- _Verilen Metin_
|---|

"İçtihat Metni"
MAHKEMESİ : İZMİR BÖLGE ADLİYE MAHKEMESİ 1. HUKUK DAİRESİ
İLK DERECE MAHKEMESi NAZİLLİ 2. ASLİYE HUKUK MAHKEMESİ
Taraflar arasında görülen tapu iptali ve tescil davası sonunda, İzmir Bölge Adliye Mahkemesi 1. Hukuk Dairesince, davacının istinaf isteminin HMK'nın 353/1.b.1. maddesi uyarınca esastan reddine dair verilen karar süresi içinde davacı vekili tarafından duruşma istekli temyiz edilmiş olmakla duruşma günü olarak saptanan 22/03/2022 Salı günü için yapılan tebligat üzerine temyiz eden davacı vekili Avukat ... geldi, davetiye tebliğine rağmen temyiz edilen davalı ... vekili gelmedi. Yokluğunda duruşmaya başlandı, süresinde verildiği ve kayıt olunduğu anlaşılan temyiz dilekçesinin kabulüne karar verildikten sonra gelen vekilin sözlü açıklamaları dinlendi, duruşmanın bittiği bildirildi, dosyadaki eksikliklerin ikmali için verilen geri çevirme kararı üzerine dosya tekemmül etmiş olmakla dosya incelenerek gereği görüşülüp düşünüldü:
I. DAVA
Davacı, maliki olduğu 1297 ada 84 parsel sayılı taşınmazdaki 3 no.lu bağımsız bölümü haciz tehditi altında olduğu için dava dışı kardeşi ...'in sürekli vekalet ilişkisi bulunduğu dava dışı ...'ye inançlı işlem ile temlik ettiğini, buna ilişkin olarak 07/04/2010 tarihli sözleşme akdettiklerini, sözleşmede geçen 45.000 Euro'nun da muvazaalı olarak sözleşmeye yazıldığını, ...'nin taşınmazı sözleşmeye aykırı olarak dava dışı kardeşi ...'in eşi olan davalıya muvazaalı olarak temlik ettiğini, dava konusu taşınmazda ipotek tesis edilerek çekilen kredinin de 2012 yılına kadar kendisi tarafından ödendiğini ileri sürerek, dava konusu taşınmazın tapu kaydının iptali ile adına tesciline karar verilmesini istemiştir.
II. CEVAP
Davalı, 07/04/2010 tarihli belgenin tarafı olmadığını, anılan belgede de satış bedelinin kararlaştırıldığını, devrin gerçek satış olduğunu, davacının bir kısım borçlarının eşi olan ... tarafından dava dışı bir taşınmazının satışı ile ödendiğini, yurt dışında yaşadıkları için bu işlemleri dava dışı ...'nin yaptığını, davacının borçlarını ödedikleri için dava konusu taşınmazın devredildiğini belirterek, davanın reddini savunmuştur.

|---|

- _Kayıtlı Satırlar_
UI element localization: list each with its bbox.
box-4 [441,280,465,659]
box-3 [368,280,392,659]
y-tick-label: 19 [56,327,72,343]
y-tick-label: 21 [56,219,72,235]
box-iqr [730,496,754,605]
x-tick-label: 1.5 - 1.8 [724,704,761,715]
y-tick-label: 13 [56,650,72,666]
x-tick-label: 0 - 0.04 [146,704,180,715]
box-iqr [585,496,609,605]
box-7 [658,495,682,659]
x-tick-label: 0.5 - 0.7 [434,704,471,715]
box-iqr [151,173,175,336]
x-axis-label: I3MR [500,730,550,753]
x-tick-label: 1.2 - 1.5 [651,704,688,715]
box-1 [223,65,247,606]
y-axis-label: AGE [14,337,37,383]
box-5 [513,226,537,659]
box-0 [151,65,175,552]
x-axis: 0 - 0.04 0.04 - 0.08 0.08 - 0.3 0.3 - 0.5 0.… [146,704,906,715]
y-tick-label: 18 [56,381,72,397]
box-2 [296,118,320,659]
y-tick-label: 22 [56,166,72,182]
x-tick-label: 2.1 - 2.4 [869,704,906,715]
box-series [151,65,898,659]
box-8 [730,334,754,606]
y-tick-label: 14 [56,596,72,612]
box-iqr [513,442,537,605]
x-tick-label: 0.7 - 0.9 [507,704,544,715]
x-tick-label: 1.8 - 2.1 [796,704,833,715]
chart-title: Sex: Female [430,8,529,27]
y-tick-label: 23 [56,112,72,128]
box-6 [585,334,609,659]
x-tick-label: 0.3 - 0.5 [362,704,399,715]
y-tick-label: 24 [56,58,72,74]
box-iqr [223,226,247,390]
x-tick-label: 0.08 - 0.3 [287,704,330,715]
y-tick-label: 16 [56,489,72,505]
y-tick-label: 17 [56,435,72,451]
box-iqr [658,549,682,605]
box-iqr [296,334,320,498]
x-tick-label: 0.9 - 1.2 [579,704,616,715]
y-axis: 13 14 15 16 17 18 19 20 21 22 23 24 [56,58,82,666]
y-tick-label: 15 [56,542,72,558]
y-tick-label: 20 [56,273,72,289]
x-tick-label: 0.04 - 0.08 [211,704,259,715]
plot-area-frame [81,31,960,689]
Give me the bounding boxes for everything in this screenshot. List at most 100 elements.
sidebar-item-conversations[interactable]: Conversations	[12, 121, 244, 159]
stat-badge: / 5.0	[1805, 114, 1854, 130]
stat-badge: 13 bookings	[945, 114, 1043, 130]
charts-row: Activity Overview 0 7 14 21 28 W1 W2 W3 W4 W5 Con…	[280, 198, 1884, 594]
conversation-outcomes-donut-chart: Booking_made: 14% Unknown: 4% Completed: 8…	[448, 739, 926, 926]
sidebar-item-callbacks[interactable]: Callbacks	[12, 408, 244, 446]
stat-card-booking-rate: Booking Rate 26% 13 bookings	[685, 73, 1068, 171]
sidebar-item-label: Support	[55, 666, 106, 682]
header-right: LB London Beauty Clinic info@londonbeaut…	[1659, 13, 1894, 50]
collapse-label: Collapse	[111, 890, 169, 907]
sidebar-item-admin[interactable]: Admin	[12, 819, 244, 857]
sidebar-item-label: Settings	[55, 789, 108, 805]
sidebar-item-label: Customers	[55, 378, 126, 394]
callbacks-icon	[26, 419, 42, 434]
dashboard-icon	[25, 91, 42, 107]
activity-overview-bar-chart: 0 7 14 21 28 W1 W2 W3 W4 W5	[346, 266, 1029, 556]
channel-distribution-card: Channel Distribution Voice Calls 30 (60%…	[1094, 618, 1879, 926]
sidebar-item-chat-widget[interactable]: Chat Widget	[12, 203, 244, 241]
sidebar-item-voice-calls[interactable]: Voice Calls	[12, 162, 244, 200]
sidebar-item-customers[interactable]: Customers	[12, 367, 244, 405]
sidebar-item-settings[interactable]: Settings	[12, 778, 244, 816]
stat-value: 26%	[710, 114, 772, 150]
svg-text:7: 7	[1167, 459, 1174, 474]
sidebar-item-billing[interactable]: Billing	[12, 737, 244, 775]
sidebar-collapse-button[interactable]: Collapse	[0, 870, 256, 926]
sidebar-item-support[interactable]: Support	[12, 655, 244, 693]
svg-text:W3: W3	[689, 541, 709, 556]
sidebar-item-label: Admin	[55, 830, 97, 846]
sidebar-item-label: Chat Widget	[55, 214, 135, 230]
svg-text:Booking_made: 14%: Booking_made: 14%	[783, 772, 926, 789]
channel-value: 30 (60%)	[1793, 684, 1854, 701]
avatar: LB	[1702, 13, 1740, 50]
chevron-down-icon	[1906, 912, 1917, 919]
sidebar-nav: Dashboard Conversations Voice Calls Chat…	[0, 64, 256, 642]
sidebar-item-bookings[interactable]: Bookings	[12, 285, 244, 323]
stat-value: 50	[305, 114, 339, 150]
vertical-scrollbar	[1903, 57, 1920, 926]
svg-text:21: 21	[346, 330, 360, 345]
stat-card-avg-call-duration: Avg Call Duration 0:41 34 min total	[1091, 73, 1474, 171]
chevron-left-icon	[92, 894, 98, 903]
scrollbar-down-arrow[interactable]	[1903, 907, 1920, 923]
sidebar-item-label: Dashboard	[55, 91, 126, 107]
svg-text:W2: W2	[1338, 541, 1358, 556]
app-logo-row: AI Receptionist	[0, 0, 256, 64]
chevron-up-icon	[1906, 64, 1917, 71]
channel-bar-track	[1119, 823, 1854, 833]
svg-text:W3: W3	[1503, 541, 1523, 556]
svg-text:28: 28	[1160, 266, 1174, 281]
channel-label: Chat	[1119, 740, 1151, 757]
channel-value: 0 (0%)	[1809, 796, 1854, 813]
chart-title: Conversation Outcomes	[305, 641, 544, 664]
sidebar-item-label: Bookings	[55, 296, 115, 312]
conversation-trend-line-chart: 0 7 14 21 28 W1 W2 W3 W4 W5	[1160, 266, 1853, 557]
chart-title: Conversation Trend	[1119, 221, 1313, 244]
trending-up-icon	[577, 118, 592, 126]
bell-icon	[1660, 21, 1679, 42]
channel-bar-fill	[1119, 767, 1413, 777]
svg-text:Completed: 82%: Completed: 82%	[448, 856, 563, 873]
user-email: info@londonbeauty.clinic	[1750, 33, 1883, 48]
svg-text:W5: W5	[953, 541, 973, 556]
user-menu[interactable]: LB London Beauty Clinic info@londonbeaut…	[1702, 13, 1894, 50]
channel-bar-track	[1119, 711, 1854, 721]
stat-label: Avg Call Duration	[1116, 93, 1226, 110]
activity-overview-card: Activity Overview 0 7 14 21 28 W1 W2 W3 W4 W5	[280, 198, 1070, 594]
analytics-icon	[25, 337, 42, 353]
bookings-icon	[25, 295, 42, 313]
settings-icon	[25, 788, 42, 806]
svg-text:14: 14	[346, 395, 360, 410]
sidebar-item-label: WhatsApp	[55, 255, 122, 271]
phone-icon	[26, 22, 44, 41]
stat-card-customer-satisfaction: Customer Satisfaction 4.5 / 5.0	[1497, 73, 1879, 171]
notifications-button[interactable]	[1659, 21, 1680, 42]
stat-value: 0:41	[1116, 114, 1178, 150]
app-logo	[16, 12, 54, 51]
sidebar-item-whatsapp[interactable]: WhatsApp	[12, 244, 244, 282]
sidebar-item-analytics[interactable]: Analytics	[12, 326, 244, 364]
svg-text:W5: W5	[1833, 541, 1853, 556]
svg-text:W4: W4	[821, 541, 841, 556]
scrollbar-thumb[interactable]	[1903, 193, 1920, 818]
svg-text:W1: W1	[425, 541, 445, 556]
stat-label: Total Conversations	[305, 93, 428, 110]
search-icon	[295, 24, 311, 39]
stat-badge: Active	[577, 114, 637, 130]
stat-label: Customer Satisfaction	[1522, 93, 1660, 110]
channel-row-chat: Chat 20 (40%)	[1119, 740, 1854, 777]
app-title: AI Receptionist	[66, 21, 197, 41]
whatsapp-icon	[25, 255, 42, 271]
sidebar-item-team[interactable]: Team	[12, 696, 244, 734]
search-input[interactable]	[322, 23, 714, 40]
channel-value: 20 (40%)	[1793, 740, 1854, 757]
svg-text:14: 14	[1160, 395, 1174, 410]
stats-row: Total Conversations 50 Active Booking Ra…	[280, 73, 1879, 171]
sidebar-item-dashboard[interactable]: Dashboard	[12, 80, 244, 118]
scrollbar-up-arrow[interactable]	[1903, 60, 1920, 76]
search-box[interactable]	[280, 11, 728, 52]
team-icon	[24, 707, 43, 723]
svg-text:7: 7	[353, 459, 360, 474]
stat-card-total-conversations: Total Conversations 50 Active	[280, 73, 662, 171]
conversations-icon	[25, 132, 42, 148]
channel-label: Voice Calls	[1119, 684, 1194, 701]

|---|

- _Yapılacak İşler_
[1] Karar metnine göre davacının 3 no.lu bağımsız bölümü dava dışı bir kişiye neden temlik ettiğini bir ila üç cümleyle açıklayın.
[2] Karar metnini son cümlesinden sonra gelecek kısmı yazarak sürdürün.
Satırlar bu çalışmada hiçbir rol oynamaz.

- _Görev Yanıtları_
[1] Davacı, maliki olduğu 1297 ada 84 parsel sayılı taşınmazdaki 3 no.lu bağımsız bölümün haciz tehdidi altında olduğunu ileri sürmektedir. Bu nedenle bölümü inançlı işlemle dava dışı bir kişiye temlik ettiğini söylemektedir.

[2]
III. İLK DERECE MAHKEMESİ KARARI
İlk Derece Mahkemesince; davacının dava dışı ...'ye taşınmaz devrinin bedel karşılığı yapıldığı, bu hususun 07.04.2010 tarihli sözleşmeden anlaşıldığı, tapu devir işleminin geçerli olduğu ve bu sözleşmenin sözleşmeye taraf olmayan davalıyı bağlamayacağı gerekçesi ile davanın reddine karar verilmiştir.
IV. İSTİNAF
1. İstinaf Yoluna Başvuranlar
İlk Derece Mahkemesinin yukarıda belirtilen kararına karşı süresi içinde davacı vekili istinaf başvurusunda bulunmuştur.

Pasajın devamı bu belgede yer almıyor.